* DOCUMENT EXTRACT:
•••••

Senator Dan Inouye was born in September 1924 and would have been 36 years old at the time of Obama’s birth in 1961. See:
Actually, we know that Obama made trips to Hawaii to visit his grandparents during the time he was living in Indonesia, so there is nothing about the photo which is either surprising or sinister.
What we do know is that there is someone that remembers that the President attended school in HI. I thought the birthers always claimed that there was no one that remembered the President as a child in HI? Now that we have proof the birthers try and use it to question things that are not germane to the issue? Talk about shifting the goalposts…And Sven, he would have been using his US passport, not a diplomatic consular one or Indonesian refugee one…
Also, please note that I mispelled the name of the Senator in my post above — the Senator’s last name is Inouye.
(The school chum’s last name is Inoue, without the y.)

•••••

Box coordinate listings
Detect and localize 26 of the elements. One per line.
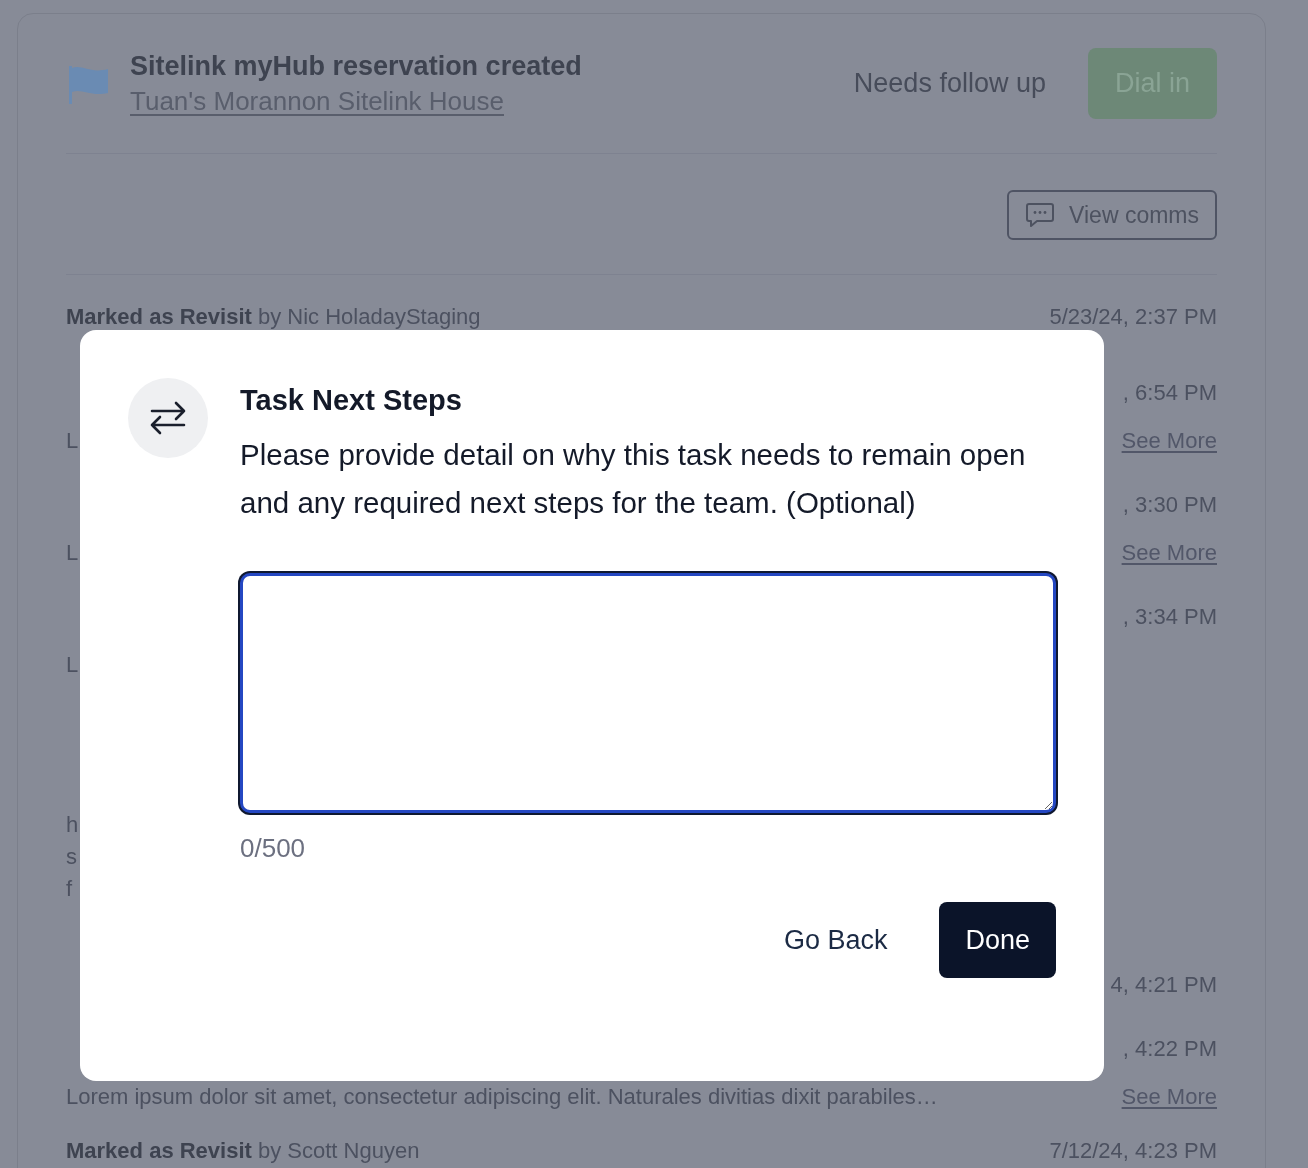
task-status: Needs follow up — [853, 68, 1046, 99]
activity-note: L — [66, 428, 79, 454]
activity-time: 7/12/24, 4:23 PM — [1049, 1138, 1217, 1164]
activity-heading: Marked as Revisit by Nic HoladayStaging — [66, 304, 481, 330]
activity-time: 5/23/24, 2:37 PM — [1049, 304, 1217, 330]
character-counter: 0/500 — [240, 833, 307, 864]
activity-heading: Marked as Revisit by Scott Nguyen — [66, 1138, 420, 1164]
activity-note: L — [66, 540, 79, 566]
activity-note: L — [66, 652, 79, 677]
activity-note: s — [66, 844, 77, 869]
modal-title: Task Next Steps — [240, 384, 463, 417]
next-steps-field[interactable] — [240, 573, 1056, 813]
view-comms-button[interactable]: View comms — [1007, 190, 1217, 240]
activity-time: , 4:22 PM — [1122, 1036, 1217, 1062]
activity-time: , 6:54 PM — [1122, 380, 1217, 406]
activity-time: 4, 4:21 PM — [1110, 972, 1217, 998]
activity-note: Lorem ipsum dolor sit amet, consectetur adipiscing elit. Naturales divitias dixit parabiles… — [66, 1084, 938, 1110]
task-title: Sitelink myHub reservation created — [130, 50, 583, 82]
activity-time: , 3:34 PM — [1122, 604, 1217, 630]
go-back-button[interactable]: Go Back — [757, 902, 914, 978]
done-button[interactable]: Done — [939, 902, 1056, 978]
activity-note: f — [66, 876, 73, 901]
modal-description: Please provide detail on why this task needs to remain open and any required next steps for the team. (Optional) — [240, 437, 1027, 521]
activity-time: , 3:30 PM — [1122, 492, 1217, 518]
activity-note: h — [66, 812, 79, 837]
chat-icon — [1025, 201, 1056, 229]
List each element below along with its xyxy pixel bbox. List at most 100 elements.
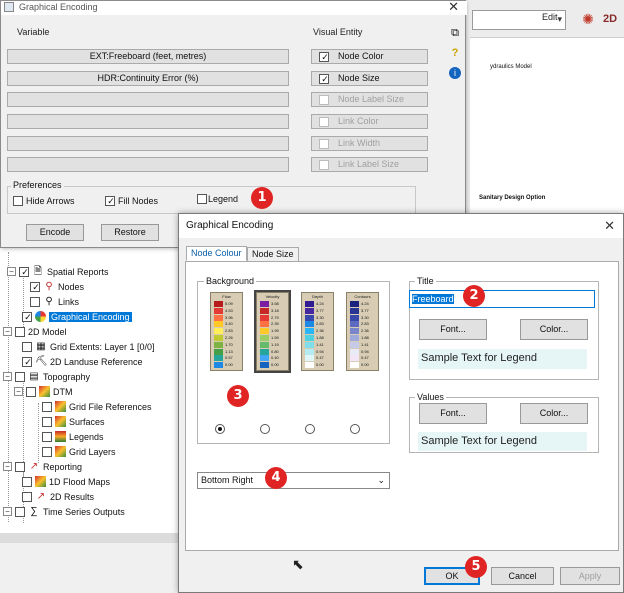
tree-item-2d-landuse[interactable]: ⛏ 2D Landuse Reference	[22, 354, 143, 369]
title-color-button[interactable]: Color...	[520, 319, 588, 340]
checkbox-icon[interactable]	[319, 117, 329, 127]
checkbox-icon[interactable]	[319, 74, 330, 84]
checkbox-icon[interactable]	[22, 341, 32, 352]
tree-item-2d-model[interactable]: − 2D Model	[3, 324, 67, 339]
variable-button-6[interactable]	[7, 157, 289, 172]
tree-item-nodes[interactable]: ⚲ Nodes	[30, 279, 84, 294]
tree-item-grid-layers[interactable]: Grid Layers	[42, 444, 116, 459]
checkbox-icon[interactable]	[42, 431, 52, 442]
tree-item-dtm[interactable]: − DTM	[14, 384, 73, 399]
info-icon[interactable]: i	[449, 67, 461, 79]
checkbox-icon[interactable]	[319, 95, 329, 105]
checkbox-icon[interactable]	[42, 446, 52, 457]
checkbox-icon[interactable]	[13, 196, 23, 206]
tree-item-topography[interactable]: − ▤ Topography	[3, 369, 90, 384]
visual-link-label-size[interactable]: Link Label Size	[311, 157, 428, 172]
visual-link-color[interactable]: Link Color	[311, 114, 428, 129]
help-icon[interactable]: ?	[448, 47, 462, 59]
tree-item-2d-results[interactable]: ↗ 2D Results	[22, 489, 94, 504]
fill-nodes-checkbox[interactable]: Fill Nodes	[105, 196, 158, 206]
legend-thumbnail-4[interactable]: Contours 4.24 3.77 3.30 2.83 2.36 1.88 1.41 0.94…	[346, 292, 379, 371]
background-option-1-radio[interactable]	[215, 424, 225, 434]
checkbox-icon[interactable]	[22, 491, 32, 502]
tree-scrollbar[interactable]	[0, 533, 178, 543]
visual-node-label-size[interactable]: Node Label Size	[311, 92, 428, 107]
tree-item-label: Graphical Encoding	[49, 311, 132, 322]
gear-3d-icon[interactable]: ✺	[577, 8, 599, 30]
checkbox-icon[interactable]	[319, 139, 329, 149]
apply-button[interactable]: Apply	[560, 567, 620, 585]
legend-title-input[interactable]: Freeboard	[409, 290, 595, 308]
checkbox-icon[interactable]	[22, 476, 32, 487]
tab-node-colour[interactable]: Node Colour	[186, 246, 247, 261]
checkbox-icon[interactable]	[22, 311, 33, 322]
checkbox-icon[interactable]	[42, 416, 52, 427]
hide-arrows-checkbox[interactable]: Hide Arrows	[13, 196, 75, 206]
checkbox-icon[interactable]	[22, 356, 33, 367]
tree-item-reporting[interactable]: − ↗ Reporting	[3, 459, 82, 474]
checkbox-icon[interactable]	[319, 52, 330, 62]
variable-button-5[interactable]	[7, 136, 289, 151]
copy-icon[interactable]: ⧉	[448, 27, 462, 40]
checkbox-icon[interactable]	[42, 401, 52, 412]
variable-button-2[interactable]: HDR:Continuity Error (%)	[7, 71, 289, 86]
tree-item-time-series[interactable]: − ∑ Time Series Outputs	[3, 504, 125, 519]
background-option-4-radio[interactable]	[350, 424, 360, 434]
checkbox-icon[interactable]	[15, 326, 25, 337]
values-font-button[interactable]: Font...	[419, 403, 487, 424]
collapse-icon[interactable]: −	[14, 387, 23, 396]
checkbox-icon[interactable]	[26, 386, 36, 397]
variable-header: Variable	[17, 27, 50, 37]
visual-node-color[interactable]: Node Color	[311, 49, 428, 64]
legend-position-select[interactable]: Bottom Right ⌄	[197, 472, 390, 489]
legend-value: 3.77	[361, 307, 369, 313]
legend-thumbnail-2[interactable]: Velocity 3.58 3.18 2.79 2.39 1.99 1.59 1.19 0.80…	[256, 292, 289, 371]
cancel-button[interactable]: Cancel	[491, 567, 554, 585]
tree-item-spatial-reports[interactable]: − 🗎 Spatial Reports	[7, 264, 109, 279]
legend-thumbnail-1[interactable]: Flow 5.09 4.53 3.96 3.40 2.83 2.26 1.70 1.13 0.57…	[210, 292, 243, 371]
legend-value: 5.09	[225, 301, 233, 306]
close-icon[interactable]: ✕	[604, 218, 615, 234]
tree-item-graphical-encoding[interactable]: Graphical Encoding	[22, 309, 132, 324]
map-canvas[interactable]: ydraulics Model Sanitary Design Option	[470, 38, 624, 213]
variable-button-3[interactable]	[7, 92, 289, 107]
close-icon[interactable]: ✕	[448, 0, 459, 15]
legend-thumbnail-3[interactable]: Depth 4.24 3.77 3.30 2.83 2.36 1.88 1.41 0.94 0.4…	[301, 292, 334, 371]
restore-button[interactable]: Restore	[101, 224, 159, 241]
tree-item-links[interactable]: ⚲ Links	[30, 294, 79, 309]
checkbox-icon[interactable]	[19, 266, 30, 277]
collapse-icon[interactable]: −	[3, 462, 12, 471]
checkbox-icon[interactable]	[319, 160, 329, 170]
tree-item-label: Links	[58, 296, 80, 307]
tab-node-size[interactable]: Node Size	[247, 247, 299, 262]
callout-badge-2: 2	[463, 285, 485, 307]
background-option-2-radio[interactable]	[260, 424, 270, 434]
background-option-3-radio[interactable]	[305, 424, 315, 434]
encode-button[interactable]: Encode	[26, 224, 84, 241]
edit-menu-button[interactable]: Edit	[542, 12, 558, 22]
collapse-icon[interactable]: −	[3, 372, 12, 381]
values-color-button[interactable]: Color...	[520, 403, 588, 424]
tree-item-legends[interactable]: Legends	[42, 429, 104, 444]
tree-item-grid-extents[interactable]: ▦ Grid Extents: Layer 1 [0/0]	[22, 339, 155, 354]
title-font-button[interactable]: Font...	[419, 319, 487, 340]
collapse-icon[interactable]: −	[3, 327, 12, 336]
tree-item-surfaces[interactable]: Surfaces	[42, 414, 105, 429]
checkbox-icon[interactable]	[15, 461, 25, 472]
checkbox-icon[interactable]	[15, 506, 25, 517]
checkbox-icon[interactable]	[105, 196, 116, 206]
tree-item-1d-flood-maps[interactable]: 1D Flood Maps	[22, 474, 110, 489]
checkbox-icon[interactable]	[197, 194, 207, 204]
visual-link-width[interactable]: Link Width	[311, 136, 428, 151]
tree-item-grid-file-references[interactable]: Grid File References	[42, 399, 152, 414]
legend-checkbox[interactable]: Legend	[197, 194, 238, 204]
checkbox-icon[interactable]	[30, 281, 41, 292]
variable-button-1[interactable]: EXT:Freeboard (feet, metres)	[7, 49, 289, 64]
view-2d-icon[interactable]: 2D	[599, 8, 621, 30]
visual-node-size[interactable]: Node Size	[311, 71, 428, 86]
collapse-icon[interactable]: −	[7, 267, 16, 276]
checkbox-icon[interactable]	[15, 371, 25, 382]
checkbox-icon[interactable]	[30, 296, 40, 307]
expand-icon[interactable]: −	[3, 507, 12, 516]
variable-button-4[interactable]	[7, 114, 289, 129]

•••••

* WHAT IS ASKED:
a – In the records, reproduce the lines beginning with the one containing "task-status: Needs follow" and ending with the one containing "character-counter: 0/500 —", including both.
b – Continue the comment thread about Obama's childhood in Hawaii from its last line.

* RESULTS OF THE EXERCISE:
a –
task-status: Needs follow up — [853, 68, 1046, 99]
activity-note: L — [66, 428, 79, 454]
activity-time: 7/12/24, 4:23 PM — [1049, 1138, 1217, 1164]
activity-heading: Marked as Revisit by Nic HoladayStaging — [66, 304, 481, 330]
activity-time: 5/23/24, 2:37 PM — [1049, 304, 1217, 330]
character-counter: 0/500 — [240, 833, 307, 864]

b –
And yet nor the electors, not the courts, not Congress objected to this, thus ending any case that the DNC placed an ineligible candidate on the ballot. In fact there is no evidence to support this.
My husband was in Officer Candidate School when my two older boys were 6 and 8. We stayed with my parents for that short period which I believe was either two or three months. My boys went to school in western Washington for that period. When my husband finished we went on to our PCS assignment.
I have several children in preschool who use a shortened form of their name and in one case their middle name. The idiocy of this Barry business is just plain stupid. I won’t even call it ignorance.
I think you are referring to Congressman Abercrombie who was the classmate of Obama.
I don’t understand the problem. The State of Hawaii says Obama was born there. My senator says anybody born in Hawaii is eligible to be president. Where is all this “ineligible” stuff coming from besides unsubstantiated rumors?
JohnC (not John): True, but of course we’re dealing with what the Constitution actually permits and requires, not the fervid legal/political fantasies of birthers.
I beg to differ. “The fervid legal/political fantasies of birthers” is all that’s happening, or is likely to happen.
The college classmate of Obama, Sr., that is.
How do we know this, BlackLion?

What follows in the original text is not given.